◆ ENTRIES
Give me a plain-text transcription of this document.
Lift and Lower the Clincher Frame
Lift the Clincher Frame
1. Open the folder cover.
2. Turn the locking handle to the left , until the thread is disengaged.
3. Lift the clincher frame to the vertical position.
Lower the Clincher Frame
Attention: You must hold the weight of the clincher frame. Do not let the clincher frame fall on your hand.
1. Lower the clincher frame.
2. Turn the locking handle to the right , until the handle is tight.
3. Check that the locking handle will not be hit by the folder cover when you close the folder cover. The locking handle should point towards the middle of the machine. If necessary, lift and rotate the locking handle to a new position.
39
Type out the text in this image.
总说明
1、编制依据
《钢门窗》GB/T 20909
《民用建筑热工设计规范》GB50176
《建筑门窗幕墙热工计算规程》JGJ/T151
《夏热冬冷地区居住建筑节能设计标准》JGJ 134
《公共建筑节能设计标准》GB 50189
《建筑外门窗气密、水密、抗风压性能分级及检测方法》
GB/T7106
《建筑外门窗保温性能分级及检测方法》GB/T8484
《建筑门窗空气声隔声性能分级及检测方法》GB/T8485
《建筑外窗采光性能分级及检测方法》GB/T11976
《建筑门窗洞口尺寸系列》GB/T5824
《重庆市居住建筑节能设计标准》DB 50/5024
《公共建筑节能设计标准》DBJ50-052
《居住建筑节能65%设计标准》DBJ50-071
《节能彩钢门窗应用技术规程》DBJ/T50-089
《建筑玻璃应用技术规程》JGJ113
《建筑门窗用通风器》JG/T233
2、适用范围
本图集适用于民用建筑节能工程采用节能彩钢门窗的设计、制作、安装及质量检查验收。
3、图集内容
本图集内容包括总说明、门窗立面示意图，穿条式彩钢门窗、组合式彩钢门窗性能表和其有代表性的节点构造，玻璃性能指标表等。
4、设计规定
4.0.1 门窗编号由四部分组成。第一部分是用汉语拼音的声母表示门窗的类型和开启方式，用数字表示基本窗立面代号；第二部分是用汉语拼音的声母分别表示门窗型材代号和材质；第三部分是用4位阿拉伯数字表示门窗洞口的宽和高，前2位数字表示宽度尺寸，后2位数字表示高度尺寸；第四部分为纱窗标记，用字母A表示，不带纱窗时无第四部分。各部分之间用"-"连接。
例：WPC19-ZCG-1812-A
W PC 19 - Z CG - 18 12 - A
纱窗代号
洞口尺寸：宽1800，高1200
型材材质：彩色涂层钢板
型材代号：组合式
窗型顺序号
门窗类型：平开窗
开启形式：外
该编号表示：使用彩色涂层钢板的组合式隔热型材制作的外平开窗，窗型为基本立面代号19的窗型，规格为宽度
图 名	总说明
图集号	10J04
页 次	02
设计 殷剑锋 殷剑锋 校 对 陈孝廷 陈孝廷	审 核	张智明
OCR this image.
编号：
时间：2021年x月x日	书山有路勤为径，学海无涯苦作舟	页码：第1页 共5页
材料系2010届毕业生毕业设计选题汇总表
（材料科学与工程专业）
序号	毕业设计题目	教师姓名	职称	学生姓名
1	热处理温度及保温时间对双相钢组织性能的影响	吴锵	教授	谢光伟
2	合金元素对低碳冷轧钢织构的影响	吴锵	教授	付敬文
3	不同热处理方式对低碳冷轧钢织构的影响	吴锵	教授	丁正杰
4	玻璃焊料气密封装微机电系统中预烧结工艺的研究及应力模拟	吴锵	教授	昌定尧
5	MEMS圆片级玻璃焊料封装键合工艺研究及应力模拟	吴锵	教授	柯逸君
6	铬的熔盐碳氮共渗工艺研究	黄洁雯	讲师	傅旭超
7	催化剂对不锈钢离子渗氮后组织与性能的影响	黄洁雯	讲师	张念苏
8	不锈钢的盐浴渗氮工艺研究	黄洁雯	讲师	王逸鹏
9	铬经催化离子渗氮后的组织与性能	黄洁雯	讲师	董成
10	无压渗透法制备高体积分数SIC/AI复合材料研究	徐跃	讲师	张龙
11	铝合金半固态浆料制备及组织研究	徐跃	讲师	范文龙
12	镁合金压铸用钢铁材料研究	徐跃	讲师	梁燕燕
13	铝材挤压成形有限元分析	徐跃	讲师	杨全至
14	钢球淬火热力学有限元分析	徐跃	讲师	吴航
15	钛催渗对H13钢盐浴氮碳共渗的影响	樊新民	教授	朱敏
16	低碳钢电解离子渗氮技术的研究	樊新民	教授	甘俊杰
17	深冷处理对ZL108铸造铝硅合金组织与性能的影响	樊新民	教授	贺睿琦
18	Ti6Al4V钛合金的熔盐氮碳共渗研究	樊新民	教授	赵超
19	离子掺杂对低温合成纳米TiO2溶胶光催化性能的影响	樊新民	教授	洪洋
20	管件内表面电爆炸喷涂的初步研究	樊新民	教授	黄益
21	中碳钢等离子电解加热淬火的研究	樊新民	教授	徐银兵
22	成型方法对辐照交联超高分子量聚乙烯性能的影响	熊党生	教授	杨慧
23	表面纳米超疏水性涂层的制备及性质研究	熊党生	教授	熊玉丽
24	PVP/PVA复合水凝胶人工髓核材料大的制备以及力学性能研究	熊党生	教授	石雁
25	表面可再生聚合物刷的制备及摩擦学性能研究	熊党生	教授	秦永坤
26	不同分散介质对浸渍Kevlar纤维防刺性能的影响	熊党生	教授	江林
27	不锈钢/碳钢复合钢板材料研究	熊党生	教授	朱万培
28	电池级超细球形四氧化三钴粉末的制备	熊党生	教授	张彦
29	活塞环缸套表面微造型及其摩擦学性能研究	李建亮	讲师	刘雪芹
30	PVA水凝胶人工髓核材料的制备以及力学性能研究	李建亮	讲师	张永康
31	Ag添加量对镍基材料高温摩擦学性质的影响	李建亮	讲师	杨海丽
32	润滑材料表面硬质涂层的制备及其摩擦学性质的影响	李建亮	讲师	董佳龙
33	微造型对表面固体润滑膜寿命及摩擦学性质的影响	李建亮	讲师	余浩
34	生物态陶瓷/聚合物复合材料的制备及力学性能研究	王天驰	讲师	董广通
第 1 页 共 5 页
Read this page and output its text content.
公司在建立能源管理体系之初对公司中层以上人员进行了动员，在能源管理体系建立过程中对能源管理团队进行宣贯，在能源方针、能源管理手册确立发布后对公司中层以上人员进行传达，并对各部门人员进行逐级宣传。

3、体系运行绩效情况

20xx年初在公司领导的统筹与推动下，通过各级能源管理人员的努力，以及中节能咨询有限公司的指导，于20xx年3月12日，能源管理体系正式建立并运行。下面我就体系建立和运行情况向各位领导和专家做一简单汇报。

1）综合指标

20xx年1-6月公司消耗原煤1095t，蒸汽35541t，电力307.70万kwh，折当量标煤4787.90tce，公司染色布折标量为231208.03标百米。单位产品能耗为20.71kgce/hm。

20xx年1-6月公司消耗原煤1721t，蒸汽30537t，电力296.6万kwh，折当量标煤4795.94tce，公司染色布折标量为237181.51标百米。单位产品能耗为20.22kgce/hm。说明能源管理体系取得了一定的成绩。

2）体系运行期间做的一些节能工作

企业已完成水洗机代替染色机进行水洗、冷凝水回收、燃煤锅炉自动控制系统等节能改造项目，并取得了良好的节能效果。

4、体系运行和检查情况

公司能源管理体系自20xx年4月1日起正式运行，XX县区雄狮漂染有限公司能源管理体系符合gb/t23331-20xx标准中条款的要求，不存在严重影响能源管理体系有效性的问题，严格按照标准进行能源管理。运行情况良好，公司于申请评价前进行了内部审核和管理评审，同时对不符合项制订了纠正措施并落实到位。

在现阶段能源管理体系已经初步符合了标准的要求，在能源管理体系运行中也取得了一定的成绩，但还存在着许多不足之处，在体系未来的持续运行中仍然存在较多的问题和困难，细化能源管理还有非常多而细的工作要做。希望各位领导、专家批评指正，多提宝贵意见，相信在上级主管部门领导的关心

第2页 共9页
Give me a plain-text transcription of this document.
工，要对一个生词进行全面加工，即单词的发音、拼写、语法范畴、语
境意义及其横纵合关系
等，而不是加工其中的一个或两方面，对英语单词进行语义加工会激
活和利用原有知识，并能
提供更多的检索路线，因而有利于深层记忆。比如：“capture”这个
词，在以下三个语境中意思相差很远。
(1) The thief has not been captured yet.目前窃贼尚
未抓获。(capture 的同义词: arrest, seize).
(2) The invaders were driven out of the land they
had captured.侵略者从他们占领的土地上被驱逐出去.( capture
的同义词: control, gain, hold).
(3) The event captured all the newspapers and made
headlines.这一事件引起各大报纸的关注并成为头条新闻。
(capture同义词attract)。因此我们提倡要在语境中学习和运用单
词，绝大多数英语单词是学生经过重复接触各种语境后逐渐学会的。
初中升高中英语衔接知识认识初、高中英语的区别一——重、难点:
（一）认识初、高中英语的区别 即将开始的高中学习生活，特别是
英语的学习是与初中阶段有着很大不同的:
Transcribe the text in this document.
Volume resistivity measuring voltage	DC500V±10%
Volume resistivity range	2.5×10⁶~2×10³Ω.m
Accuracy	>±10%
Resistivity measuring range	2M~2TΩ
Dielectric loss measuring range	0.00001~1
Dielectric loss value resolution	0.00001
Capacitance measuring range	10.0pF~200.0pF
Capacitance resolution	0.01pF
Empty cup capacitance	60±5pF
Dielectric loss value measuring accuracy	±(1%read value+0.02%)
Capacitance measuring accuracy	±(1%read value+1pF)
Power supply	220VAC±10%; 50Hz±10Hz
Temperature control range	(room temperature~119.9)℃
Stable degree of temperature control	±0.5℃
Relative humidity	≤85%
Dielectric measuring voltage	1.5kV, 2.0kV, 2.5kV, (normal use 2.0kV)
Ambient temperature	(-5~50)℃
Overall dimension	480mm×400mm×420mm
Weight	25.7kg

◆ EXERCISE BRIEF
Of all the lines in the listing above, how many include "Volume"? Write only the number.

◆ FINISHED EXERCISE
2